# Problem requirements
Gather all lines with "debug" from the records.
..............................
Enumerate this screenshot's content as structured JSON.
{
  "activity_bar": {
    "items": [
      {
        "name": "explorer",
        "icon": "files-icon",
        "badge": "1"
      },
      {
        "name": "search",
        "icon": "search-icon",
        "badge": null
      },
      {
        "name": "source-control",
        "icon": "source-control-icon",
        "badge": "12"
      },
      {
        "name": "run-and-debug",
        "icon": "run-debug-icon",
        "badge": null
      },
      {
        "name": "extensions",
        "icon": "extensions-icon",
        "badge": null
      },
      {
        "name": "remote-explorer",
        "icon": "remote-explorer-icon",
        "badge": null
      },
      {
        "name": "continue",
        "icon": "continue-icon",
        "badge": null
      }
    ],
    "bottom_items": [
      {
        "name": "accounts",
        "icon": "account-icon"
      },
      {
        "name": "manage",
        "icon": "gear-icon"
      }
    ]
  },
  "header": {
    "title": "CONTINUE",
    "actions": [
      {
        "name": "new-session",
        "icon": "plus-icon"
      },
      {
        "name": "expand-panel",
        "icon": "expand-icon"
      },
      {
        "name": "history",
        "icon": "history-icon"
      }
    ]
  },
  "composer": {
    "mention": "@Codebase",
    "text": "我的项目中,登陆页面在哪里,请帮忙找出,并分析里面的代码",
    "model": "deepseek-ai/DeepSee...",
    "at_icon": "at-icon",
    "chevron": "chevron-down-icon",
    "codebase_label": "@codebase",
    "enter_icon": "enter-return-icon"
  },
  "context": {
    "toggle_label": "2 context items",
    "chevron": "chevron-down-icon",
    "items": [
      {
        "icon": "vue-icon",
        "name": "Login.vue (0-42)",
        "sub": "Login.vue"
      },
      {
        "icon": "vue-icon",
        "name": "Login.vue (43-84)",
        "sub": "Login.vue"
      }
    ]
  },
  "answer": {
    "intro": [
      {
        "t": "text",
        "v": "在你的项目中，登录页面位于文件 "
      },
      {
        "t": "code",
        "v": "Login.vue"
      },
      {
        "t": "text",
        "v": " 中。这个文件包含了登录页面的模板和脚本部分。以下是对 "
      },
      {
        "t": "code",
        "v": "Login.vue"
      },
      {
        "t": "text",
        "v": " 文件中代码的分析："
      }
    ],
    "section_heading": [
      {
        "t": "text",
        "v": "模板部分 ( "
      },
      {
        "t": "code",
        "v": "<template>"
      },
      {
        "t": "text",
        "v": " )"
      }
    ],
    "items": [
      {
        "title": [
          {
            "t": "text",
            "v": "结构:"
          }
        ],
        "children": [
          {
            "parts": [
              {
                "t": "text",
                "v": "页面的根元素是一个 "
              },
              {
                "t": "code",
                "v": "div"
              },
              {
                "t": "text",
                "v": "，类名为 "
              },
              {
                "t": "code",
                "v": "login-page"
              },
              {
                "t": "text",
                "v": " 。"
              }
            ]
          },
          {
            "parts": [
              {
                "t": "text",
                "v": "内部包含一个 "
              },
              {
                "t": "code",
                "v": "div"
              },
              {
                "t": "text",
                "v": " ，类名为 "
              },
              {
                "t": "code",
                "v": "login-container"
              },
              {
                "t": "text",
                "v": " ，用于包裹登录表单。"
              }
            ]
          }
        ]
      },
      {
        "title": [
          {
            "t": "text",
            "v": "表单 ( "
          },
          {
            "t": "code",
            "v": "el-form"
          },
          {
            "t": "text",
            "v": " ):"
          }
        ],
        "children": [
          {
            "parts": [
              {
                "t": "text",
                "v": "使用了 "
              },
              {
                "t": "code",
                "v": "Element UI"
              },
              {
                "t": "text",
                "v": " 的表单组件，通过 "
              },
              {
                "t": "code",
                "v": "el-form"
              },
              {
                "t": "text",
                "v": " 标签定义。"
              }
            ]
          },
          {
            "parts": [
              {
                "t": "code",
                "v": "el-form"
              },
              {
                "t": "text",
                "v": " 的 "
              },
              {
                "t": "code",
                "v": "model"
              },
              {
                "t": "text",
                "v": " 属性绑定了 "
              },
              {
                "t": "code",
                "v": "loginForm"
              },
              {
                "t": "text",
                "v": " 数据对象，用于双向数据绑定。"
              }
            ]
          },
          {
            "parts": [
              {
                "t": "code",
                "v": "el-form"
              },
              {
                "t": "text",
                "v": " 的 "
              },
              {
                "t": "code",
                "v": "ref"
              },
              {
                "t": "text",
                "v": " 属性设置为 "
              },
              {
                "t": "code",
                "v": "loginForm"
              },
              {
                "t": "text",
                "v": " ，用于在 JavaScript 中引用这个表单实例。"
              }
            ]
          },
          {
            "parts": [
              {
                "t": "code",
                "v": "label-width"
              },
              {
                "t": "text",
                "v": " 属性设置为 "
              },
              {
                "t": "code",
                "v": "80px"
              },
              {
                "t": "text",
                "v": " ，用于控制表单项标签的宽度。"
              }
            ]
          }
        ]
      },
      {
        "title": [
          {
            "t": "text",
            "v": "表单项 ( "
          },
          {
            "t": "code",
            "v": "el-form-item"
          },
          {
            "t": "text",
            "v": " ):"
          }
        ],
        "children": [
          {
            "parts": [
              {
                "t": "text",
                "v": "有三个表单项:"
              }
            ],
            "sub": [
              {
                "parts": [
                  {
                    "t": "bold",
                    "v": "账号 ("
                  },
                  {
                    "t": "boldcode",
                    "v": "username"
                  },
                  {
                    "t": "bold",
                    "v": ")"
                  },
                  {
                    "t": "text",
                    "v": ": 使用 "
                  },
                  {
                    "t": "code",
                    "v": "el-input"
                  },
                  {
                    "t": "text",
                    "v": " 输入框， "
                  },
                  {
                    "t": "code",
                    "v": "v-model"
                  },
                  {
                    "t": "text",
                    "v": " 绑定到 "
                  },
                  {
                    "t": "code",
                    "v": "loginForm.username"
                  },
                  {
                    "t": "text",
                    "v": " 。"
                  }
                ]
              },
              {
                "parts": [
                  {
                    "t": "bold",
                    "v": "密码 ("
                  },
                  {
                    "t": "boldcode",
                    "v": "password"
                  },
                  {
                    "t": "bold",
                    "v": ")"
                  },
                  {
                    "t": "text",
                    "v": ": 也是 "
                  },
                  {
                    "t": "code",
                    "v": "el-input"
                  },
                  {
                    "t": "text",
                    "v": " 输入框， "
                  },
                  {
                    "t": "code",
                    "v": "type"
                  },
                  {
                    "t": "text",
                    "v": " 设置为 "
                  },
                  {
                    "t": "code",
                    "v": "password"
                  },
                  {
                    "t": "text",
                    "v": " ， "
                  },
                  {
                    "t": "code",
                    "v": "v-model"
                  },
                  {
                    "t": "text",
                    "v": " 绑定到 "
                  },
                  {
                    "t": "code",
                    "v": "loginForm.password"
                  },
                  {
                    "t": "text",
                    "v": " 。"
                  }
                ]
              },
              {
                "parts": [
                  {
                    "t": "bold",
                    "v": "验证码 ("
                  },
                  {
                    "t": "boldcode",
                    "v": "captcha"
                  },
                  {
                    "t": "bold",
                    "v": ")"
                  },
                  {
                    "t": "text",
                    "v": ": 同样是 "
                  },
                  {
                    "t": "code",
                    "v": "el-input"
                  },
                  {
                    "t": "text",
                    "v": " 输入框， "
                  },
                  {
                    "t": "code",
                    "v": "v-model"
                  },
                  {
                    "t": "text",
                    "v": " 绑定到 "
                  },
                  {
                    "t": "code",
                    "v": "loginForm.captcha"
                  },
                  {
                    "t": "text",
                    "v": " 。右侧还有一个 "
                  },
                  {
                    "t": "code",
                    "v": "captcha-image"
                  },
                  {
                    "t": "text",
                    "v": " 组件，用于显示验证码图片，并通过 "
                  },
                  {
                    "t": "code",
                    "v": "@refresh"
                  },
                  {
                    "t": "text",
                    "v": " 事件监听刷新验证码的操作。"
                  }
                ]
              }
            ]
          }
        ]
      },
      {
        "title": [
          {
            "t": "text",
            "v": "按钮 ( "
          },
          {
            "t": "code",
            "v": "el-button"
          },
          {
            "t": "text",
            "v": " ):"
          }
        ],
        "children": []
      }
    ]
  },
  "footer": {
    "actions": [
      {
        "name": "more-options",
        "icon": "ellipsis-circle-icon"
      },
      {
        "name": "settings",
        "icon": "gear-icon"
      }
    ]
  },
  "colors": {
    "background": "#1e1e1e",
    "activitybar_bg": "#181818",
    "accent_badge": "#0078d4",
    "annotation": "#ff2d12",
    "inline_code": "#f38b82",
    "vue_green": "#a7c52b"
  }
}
..............................
# Response below
        "name": "run-and-debug",
        "icon": "run-debug-icon",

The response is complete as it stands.